__TASK REQUIREMENTS__. What follows is a block of records; reproduce all of it verbatim.

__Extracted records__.
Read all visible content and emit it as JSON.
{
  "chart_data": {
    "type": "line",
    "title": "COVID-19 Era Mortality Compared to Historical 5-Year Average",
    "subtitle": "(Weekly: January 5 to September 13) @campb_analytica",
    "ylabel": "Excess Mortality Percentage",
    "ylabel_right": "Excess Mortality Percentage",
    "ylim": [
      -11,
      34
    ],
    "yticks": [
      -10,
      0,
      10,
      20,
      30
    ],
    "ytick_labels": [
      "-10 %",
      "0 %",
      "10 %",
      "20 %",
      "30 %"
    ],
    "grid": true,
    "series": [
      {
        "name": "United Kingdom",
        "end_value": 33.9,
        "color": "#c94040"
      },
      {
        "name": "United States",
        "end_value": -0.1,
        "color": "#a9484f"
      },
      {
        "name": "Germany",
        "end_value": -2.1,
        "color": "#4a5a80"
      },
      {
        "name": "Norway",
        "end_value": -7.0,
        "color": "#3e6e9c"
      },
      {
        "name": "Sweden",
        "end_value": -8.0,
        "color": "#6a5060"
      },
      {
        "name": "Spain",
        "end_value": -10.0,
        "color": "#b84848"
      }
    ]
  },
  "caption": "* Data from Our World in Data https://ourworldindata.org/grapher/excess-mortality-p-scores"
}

__WORKED SOLUTION__.
Read all visible content and emit it as JSON.
{
  "chart_data": {
    "type": "line",
    "title": "COVID-19 Era Mortality Compared to Historical 5-Year Average",
    "subtitle": "(Weekly: January 5 to September 13) @campb_analytica",
    "ylabel": "Excess Mortality Percentage",
    "ylabel_right": "Excess Mortality Percentage",
    "ylim": [
      -11,
      34
    ],
    "yticks": [
      -10,
      0,
      10,
      20,
      30
    ],
    "ytick_labels": [
      "-10 %",
      "0 %",
      "10 %",
      "20 %",
      "30 %"
    ],
    "grid": true,
    "series": [
      {
        "name": "United Kingdom",
        "end_value": 33.9,
        "color": "#c94040"
      },
      {
        "name": "United States",
        "end_value": -0.1,
        "color": "#a9484f"
      },
      {
        "name": "Germany",
        "end_value": -2.1,
        "color": "#4a5a80"
      },
      {
        "name": "Norway",
        "end_value": -7.0,
        "color": "#3e6e9c"
      },
      {
        "name": "Sweden",
        "end_value": -8.0,
        "color": "#6a5060"
      },
      {
        "name": "Spain",
        "end_value": -10.0,
        "color": "#b84848"
      }
    ]
  },
  "caption": "* Data from Our World in Data https://ourworldindata.org/grapher/excess-mortality-p-scores"
}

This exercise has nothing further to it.